== Task ==
Reproduce the data below word for word, starting at its first line and ending at the line that contains "single-connection-radio[interactable] (68, 64, 82, 78)", with both of those lines included.

== Stored rows ==
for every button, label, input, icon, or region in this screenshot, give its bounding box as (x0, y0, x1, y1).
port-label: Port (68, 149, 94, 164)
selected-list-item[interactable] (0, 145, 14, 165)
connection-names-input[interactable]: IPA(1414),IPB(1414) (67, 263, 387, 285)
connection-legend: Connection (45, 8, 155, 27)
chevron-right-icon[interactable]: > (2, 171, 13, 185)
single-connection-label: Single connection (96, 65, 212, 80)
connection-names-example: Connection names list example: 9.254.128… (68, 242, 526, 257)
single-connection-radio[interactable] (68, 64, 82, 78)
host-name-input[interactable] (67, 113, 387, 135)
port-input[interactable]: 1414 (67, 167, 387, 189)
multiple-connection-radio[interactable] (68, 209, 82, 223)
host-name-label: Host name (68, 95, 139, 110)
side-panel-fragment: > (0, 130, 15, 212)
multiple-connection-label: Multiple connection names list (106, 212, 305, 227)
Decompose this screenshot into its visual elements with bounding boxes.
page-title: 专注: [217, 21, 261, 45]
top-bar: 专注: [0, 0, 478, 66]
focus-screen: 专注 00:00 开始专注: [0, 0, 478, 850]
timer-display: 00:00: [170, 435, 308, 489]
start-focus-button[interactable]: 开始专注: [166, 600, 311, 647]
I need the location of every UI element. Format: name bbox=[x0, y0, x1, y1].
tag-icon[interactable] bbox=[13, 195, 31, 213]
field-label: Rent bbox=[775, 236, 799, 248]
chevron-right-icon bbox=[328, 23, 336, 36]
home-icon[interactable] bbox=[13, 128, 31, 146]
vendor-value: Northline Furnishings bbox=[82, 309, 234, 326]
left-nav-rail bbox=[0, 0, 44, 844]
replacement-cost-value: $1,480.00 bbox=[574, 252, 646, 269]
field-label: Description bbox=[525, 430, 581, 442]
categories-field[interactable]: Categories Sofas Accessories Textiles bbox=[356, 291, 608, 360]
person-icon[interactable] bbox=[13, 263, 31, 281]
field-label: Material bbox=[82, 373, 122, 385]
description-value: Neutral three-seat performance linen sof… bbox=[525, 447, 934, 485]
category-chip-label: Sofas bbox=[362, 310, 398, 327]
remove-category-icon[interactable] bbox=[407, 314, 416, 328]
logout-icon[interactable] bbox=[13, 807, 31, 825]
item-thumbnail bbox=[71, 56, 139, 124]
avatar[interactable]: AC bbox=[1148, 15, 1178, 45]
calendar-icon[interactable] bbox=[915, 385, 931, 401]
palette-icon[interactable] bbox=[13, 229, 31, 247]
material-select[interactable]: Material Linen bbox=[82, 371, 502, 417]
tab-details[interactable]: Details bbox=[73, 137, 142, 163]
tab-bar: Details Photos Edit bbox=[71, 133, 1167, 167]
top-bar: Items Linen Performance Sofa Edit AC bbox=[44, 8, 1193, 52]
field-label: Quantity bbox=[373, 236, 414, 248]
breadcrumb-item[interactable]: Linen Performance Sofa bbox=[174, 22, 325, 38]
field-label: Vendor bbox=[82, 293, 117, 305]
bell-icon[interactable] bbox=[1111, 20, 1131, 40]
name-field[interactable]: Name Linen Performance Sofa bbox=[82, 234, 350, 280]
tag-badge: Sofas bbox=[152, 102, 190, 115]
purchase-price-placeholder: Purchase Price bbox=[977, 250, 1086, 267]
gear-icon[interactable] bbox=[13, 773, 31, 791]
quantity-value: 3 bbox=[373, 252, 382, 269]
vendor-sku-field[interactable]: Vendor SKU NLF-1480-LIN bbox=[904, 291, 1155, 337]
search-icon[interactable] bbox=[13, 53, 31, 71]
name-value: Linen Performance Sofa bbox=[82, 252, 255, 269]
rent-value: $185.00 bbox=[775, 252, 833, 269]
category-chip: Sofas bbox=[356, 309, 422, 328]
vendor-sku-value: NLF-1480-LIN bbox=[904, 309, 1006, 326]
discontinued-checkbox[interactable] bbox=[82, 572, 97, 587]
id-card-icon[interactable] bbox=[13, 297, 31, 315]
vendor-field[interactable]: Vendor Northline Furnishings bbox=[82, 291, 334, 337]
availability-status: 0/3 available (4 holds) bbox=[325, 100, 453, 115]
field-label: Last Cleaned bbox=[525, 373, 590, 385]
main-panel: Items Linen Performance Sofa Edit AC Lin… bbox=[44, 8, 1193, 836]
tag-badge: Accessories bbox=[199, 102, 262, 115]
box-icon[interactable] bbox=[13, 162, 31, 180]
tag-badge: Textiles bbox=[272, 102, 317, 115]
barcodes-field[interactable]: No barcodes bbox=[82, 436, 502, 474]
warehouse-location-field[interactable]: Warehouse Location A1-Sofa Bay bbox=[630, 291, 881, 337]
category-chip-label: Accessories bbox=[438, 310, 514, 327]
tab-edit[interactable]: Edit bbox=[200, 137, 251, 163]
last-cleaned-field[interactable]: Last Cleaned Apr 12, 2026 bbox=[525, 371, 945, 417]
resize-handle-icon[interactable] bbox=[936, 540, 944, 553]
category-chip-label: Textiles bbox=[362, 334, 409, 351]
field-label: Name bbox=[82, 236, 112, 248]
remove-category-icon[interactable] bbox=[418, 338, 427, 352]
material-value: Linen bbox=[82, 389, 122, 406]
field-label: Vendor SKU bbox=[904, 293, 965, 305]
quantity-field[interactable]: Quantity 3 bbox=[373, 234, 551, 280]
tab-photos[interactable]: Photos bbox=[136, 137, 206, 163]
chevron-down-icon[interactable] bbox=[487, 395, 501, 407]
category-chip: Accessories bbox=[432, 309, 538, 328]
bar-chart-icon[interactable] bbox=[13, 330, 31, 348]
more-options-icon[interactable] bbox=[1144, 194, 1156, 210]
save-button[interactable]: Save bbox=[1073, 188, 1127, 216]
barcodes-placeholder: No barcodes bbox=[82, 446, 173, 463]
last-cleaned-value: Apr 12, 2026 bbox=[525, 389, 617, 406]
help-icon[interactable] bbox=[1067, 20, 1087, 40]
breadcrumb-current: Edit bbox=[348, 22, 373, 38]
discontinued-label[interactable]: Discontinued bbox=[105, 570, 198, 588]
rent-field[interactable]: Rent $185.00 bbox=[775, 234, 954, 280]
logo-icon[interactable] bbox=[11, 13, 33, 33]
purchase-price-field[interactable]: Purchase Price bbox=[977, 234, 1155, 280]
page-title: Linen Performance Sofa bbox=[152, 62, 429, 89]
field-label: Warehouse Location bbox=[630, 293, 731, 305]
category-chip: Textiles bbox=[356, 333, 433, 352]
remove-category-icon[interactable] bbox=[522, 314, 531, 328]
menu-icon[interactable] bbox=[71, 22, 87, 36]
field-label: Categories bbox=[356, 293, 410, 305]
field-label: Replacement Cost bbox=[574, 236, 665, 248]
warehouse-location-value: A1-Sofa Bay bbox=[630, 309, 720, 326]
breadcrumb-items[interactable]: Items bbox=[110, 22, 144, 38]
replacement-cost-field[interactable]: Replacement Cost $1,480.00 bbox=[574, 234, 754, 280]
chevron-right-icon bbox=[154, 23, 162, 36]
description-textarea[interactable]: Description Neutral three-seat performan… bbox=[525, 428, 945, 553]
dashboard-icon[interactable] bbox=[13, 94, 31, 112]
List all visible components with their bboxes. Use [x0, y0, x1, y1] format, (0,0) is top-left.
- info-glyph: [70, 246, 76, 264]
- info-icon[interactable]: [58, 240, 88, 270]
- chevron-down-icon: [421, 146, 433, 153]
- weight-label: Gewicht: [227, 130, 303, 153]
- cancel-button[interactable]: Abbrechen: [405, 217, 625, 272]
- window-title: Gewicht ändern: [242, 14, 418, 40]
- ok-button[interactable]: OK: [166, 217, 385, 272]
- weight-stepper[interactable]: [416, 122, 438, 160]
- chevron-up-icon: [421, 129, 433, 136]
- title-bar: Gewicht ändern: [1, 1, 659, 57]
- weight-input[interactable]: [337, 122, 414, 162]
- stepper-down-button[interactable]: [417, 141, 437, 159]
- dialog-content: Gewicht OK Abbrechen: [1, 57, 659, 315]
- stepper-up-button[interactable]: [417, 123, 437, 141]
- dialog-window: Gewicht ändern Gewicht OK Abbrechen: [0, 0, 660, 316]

== Complete response ==
for every button, label, input, icon, or region in this screenshot, give its bounding box as (x0, y0, x1, y1).
port-label: Port (68, 149, 94, 164)
selected-list-item[interactable] (0, 145, 14, 165)
connection-names-input[interactable]: IPA(1414),IPB(1414) (67, 263, 387, 285)
connection-legend: Connection (45, 8, 155, 27)
chevron-right-icon[interactable]: > (2, 171, 13, 185)
single-connection-label: Single connection (96, 65, 212, 80)
connection-names-example: Connection names list example: 9.254.128… (68, 242, 526, 257)
single-connection-radio[interactable] (68, 64, 82, 78)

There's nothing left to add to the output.